[Task brief] Each line below should be quoted exactly, please.

BEGIN

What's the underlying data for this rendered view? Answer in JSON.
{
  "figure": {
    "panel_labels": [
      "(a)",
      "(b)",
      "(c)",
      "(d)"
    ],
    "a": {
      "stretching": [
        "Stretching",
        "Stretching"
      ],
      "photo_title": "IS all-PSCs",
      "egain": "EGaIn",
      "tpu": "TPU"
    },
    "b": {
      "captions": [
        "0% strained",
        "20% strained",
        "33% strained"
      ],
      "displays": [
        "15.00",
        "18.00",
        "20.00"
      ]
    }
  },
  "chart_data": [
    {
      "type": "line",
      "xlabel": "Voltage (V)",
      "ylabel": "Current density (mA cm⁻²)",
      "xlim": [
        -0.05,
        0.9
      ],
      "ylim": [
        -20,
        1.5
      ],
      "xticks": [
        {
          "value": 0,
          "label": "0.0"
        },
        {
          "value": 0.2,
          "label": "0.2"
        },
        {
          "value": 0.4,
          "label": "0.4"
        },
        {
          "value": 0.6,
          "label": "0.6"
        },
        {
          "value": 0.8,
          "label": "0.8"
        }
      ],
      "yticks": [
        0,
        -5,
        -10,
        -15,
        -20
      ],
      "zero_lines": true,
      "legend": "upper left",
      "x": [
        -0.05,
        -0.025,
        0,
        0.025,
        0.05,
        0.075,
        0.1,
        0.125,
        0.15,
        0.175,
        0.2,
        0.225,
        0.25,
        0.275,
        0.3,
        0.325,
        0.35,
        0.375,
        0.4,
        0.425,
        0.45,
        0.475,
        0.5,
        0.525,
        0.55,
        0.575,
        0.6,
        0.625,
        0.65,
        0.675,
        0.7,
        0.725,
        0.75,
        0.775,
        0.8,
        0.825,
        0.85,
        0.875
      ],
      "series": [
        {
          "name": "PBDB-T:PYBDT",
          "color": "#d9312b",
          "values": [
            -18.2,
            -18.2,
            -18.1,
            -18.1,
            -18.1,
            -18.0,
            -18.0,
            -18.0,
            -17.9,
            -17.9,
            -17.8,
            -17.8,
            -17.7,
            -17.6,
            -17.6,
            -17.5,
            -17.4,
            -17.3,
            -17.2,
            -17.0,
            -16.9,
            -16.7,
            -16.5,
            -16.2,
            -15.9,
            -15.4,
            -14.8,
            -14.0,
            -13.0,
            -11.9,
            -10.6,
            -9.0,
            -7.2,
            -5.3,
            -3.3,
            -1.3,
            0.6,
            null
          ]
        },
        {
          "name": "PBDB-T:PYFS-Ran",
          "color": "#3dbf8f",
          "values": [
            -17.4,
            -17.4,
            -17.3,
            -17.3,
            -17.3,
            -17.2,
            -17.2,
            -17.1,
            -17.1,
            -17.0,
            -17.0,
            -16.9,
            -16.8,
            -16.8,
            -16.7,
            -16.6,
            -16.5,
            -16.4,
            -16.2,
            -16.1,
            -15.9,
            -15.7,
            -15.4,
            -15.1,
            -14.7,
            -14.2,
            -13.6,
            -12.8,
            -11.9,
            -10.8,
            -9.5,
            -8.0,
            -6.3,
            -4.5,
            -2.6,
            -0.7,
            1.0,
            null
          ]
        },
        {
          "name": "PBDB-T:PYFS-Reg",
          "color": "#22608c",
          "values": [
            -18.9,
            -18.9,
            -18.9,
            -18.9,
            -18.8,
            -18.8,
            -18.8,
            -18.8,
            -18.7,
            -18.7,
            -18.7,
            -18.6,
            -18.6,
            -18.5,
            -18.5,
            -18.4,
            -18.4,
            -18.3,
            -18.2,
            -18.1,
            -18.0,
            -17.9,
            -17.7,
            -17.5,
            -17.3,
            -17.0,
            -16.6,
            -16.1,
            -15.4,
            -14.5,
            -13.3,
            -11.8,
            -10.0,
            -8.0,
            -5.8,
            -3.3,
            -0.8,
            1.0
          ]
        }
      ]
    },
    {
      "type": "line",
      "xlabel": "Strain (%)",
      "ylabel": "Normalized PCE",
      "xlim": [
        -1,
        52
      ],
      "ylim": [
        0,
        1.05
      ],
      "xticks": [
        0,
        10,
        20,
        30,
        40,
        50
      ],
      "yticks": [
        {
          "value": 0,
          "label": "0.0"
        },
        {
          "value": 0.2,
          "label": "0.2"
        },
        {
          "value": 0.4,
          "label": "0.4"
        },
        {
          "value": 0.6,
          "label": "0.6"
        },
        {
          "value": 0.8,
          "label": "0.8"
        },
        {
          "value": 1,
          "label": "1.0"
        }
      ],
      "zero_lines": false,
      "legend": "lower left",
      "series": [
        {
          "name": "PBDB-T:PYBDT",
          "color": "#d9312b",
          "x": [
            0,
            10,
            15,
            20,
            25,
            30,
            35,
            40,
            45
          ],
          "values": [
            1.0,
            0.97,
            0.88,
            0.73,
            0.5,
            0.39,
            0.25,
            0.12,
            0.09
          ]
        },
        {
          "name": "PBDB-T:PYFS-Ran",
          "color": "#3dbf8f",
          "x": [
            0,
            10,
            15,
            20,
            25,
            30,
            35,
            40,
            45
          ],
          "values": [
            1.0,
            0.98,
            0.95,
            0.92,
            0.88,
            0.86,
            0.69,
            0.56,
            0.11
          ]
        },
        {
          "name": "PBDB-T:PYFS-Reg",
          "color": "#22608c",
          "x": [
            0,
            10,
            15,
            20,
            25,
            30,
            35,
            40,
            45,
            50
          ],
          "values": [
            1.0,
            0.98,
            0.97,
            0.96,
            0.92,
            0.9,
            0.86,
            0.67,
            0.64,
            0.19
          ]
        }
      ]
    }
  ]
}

END

[Answer to this exercise]
What's the underlying data for this rendered view? Answer in JSON.
{
  "figure": {
    "panel_labels": [
      "(a)",
      "(b)",
      "(c)",
      "(d)"
    ],
    "a": {
      "stretching": [
        "Stretching",
        "Stretching"
      ],
      "photo_title": "IS all-PSCs",
      "egain": "EGaIn",
      "tpu": "TPU"
    },
    "b": {
      "captions": [
        "0% strained",
        "20% strained",
        "33% strained"
      ],
      "displays": [
        "15.00",
        "18.00",
        "20.00"
      ]
    }
  },
  "chart_data": [
    {
      "type": "line",
      "xlabel": "Voltage (V)",
      "ylabel": "Current density (mA cm⁻²)",
      "xlim": [
        -0.05,
        0.9
      ],
      "ylim": [
        -20,
        1.5
      ],
      "xticks": [
        {
          "value": 0,
          "label": "0.0"
        },
        {
          "value": 0.2,
          "label": "0.2"
        },
        {
          "value": 0.4,
          "label": "0.4"
        },
        {
          "value": 0.6,
          "label": "0.6"
        },
        {
          "value": 0.8,
          "label": "0.8"
        }
      ],
      "yticks": [
        0,
        -5,
        -10,
        -15,
        -20
      ],
      "zero_lines": true,
      "legend": "upper left",
      "x": [
        -0.05,
        -0.025,
        0,
        0.025,
        0.05,
        0.075,
        0.1,
        0.125,
        0.15,
        0.175,
        0.2,
        0.225,
        0.25,
        0.275,
        0.3,
        0.325,
        0.35,
        0.375,
        0.4,
        0.425,
        0.45,
        0.475,
        0.5,
        0.525,
        0.55,
        0.575,
        0.6,
        0.625,
        0.65,
        0.675,
        0.7,
        0.725,
        0.75,
        0.775,
        0.8,
        0.825,
        0.85,
        0.875
      ],
      "series": [
        {
          "name": "PBDB-T:PYBDT",
          "color": "#d9312b",
          "values": [
            -18.2,
            -18.2,
            -18.1,
            -18.1,
            -18.1,
            -18.0,
            -18.0,
            -18.0,
            -17.9,
            -17.9,
            -17.8,
            -17.8,
            -17.7,
            -17.6,
            -17.6,
            -17.5,
            -17.4,
            -17.3,
            -17.2,
            -17.0,
            -16.9,
            -16.7,
            -16.5,
            -16.2,
            -15.9,
            -15.4,
            -14.8,
            -14.0,
            -13.0,
            -11.9,
            -10.6,
            -9.0,
            -7.2,
            -5.3,
            -3.3,
            -1.3,
            0.6,
            null
          ]
        },
        {
          "name": "PBDB-T:PYFS-Ran",
          "color": "#3dbf8f",
          "values": [
            -17.4,
            -17.4,
            -17.3,
            -17.3,
            -17.3,
            -17.2,
            -17.2,
            -17.1,
            -17.1,
            -17.0,
            -17.0,
            -16.9,
            -16.8,
            -16.8,
            -16.7,
            -16.6,
            -16.5,
            -16.4,
            -16.2,
            -16.1,
            -15.9,
            -15.7,
            -15.4,
            -15.1,
            -14.7,
            -14.2,
            -13.6,
            -12.8,
            -11.9,
            -10.8,
            -9.5,
            -8.0,
            -6.3,
            -4.5,
            -2.6,
            -0.7,
            1.0,
            null
          ]
        },
        {
          "name": "PBDB-T:PYFS-Reg",
          "color": "#22608c",
          "values": [
            -18.9,
            -18.9,
            -18.9,
            -18.9,
            -18.8,
            -18.8,
            -18.8,
            -18.8,
            -18.7,
            -18.7,
            -18.7,
            -18.6,
            -18.6,
            -18.5,
            -18.5,
            -18.4,
            -18.4,
            -18.3,
            -18.2,
            -18.1,
            -18.0,
            -17.9,
            -17.7,
            -17.5,
            -17.3,
            -17.0,
            -16.6,
            -16.1,
            -15.4,
            -14.5,
            -13.3,
            -11.8,
            -10.0,
            -8.0,
            -5.8,
            -3.3,
            -0.8,
            1.0
          ]
        }
      ]
    },
    {
      "type": "line",
      "xlabel": "Strain (%)",
      "ylabel": "Normalized PCE",
      "xlim": [
        -1,
        52
      ],
      "ylim": [
        0,
        1.05
      ],
      "xticks": [
        0,
        10,
        20,
        30,
        40,
        50
      ],
      "yticks": [
        {
          "value": 0,
          "label": "0.0"
        },
        {
          "value": 0.2,
          "label": "0.2"
        },
        {
          "value": 0.4,
          "label": "0.4"
        },
        {
          "value": 0.6,
          "label": "0.6"
        },
        {
          "value": 0.8,
          "label": "0.8"
        },
        {
          "value": 1,
          "label": "1.0"
        }
      ],
      "zero_lines": false,
      "legend": "lower left",
      "series": [
        {
          "name": "PBDB-T:PYBDT",
          "color": "#d9312b",
          "x": [
            0,
            10,
            15,
            20,
            25,
            30,
            35,
            40,
            45
          ],
          "values": [
            1.0,
            0.97,
            0.88,
            0.73,
            0.5,
            0.39,
            0.25,
            0.12,
            0.09
          ]
        },
        {
          "name": "PBDB-T:PYFS-Ran",
          "color": "#3dbf8f",
          "x": [
            0,
            10,
            15,
            20,
            25,
            30,
            35,
            40,
            45
          ],
          "values": [
            1.0,
            0.98,
            0.95,
            0.92,
            0.88,
            0.86,
            0.69,
            0.56,
            0.11
          ]
        },
        {
          "name": "PBDB-T:PYFS-Reg",
          "color": "#22608c",
          "x": [
            0,
            10,
            15,
            20,
            25,
            30,
            35,
            40,
            45,
            50
          ],
          "values": [
            1.0,
            0.98,
            0.97,
            0.96,
            0.92,
            0.9,
            0.86,
            0.67,
            0.64,
            0.19
          ]
        }
      ]
    }
  ]
}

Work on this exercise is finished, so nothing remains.